__Provided information__
__________

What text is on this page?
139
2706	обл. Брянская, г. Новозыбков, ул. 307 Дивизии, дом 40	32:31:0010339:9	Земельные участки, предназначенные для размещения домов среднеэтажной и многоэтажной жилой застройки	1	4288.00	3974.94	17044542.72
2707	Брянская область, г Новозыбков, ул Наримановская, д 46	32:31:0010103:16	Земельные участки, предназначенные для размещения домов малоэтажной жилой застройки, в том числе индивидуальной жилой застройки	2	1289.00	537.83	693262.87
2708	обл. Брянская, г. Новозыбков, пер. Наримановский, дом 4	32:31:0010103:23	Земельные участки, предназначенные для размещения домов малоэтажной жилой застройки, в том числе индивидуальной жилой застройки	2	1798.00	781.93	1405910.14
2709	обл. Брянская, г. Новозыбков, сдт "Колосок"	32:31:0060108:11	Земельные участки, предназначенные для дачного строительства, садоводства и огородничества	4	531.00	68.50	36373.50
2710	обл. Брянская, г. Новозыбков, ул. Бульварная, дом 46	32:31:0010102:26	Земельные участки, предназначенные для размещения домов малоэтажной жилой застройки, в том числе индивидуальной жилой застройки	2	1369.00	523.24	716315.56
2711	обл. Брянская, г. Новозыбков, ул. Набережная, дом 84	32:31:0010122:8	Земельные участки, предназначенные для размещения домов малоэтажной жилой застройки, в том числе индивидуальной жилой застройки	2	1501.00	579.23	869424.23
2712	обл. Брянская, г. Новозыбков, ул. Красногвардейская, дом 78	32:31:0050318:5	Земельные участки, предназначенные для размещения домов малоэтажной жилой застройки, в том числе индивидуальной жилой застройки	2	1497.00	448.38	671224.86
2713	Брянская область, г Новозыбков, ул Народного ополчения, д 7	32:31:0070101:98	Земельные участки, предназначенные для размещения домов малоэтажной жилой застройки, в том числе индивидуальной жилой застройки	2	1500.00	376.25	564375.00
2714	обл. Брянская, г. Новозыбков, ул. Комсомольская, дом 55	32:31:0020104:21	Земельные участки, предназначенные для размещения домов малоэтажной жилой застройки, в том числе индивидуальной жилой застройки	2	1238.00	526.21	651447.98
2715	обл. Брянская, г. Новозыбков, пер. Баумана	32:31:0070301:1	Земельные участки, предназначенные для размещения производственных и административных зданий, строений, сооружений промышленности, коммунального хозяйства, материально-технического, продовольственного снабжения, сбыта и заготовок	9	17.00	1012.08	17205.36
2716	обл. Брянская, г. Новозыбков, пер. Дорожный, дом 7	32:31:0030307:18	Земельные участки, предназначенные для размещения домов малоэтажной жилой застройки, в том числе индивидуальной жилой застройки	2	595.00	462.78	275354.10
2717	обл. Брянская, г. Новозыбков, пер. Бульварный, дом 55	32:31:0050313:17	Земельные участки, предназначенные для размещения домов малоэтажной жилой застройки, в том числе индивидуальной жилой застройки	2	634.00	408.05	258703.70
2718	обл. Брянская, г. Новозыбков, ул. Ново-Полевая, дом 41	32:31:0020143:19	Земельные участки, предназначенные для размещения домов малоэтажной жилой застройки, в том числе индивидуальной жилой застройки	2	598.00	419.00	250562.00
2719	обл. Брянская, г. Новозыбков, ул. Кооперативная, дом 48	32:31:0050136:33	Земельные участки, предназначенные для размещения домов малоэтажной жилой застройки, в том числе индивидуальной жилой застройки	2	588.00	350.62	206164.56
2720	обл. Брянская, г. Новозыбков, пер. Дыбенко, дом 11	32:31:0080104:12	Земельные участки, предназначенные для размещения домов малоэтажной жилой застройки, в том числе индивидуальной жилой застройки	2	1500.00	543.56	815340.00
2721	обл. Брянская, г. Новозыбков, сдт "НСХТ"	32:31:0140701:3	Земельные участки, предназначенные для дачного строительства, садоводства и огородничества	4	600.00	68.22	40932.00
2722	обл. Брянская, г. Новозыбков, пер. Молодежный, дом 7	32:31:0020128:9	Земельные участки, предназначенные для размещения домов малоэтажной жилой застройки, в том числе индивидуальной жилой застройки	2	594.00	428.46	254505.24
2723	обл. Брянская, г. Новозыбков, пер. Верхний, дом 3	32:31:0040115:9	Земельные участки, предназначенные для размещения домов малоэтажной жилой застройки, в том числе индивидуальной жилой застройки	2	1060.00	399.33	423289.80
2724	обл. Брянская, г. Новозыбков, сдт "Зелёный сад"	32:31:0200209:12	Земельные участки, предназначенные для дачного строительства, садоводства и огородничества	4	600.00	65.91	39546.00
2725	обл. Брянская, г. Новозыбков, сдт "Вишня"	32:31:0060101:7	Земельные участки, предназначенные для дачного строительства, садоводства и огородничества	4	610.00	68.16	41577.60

__________

__Task statement__
Select all lines in the listing above where the word "дачного" appears, and show them.

__Answer to this exercise__
2709	обл. Брянская, г. Новозыбков, сдт "Колосок"	32:31:0060108:11	Земельные участки, предназначенные для дачного строительства, садоводства и огородничества	4	531.00	68.50	36373.50
2721	обл. Брянская, г. Новозыбков, сдт "НСХТ"	32:31:0140701:3	Земельные участки, предназначенные для дачного строительства, садоводства и огородничества	4	600.00	68.22	40932.00
2724	обл. Брянская, г. Новозыбков, сдт "Зелёный сад"	32:31:0200209:12	Земельные участки, предназначенные для дачного строительства, садоводства и огородничества	4	600.00	65.91	39546.00
2725	обл. Брянская, г. Новозыбков, сдт "Вишня"	32:31:0060101:7	Земельные участки, предназначенные для дачного строительства, садоводства и огородничества	4	610.00	68.16	41577.60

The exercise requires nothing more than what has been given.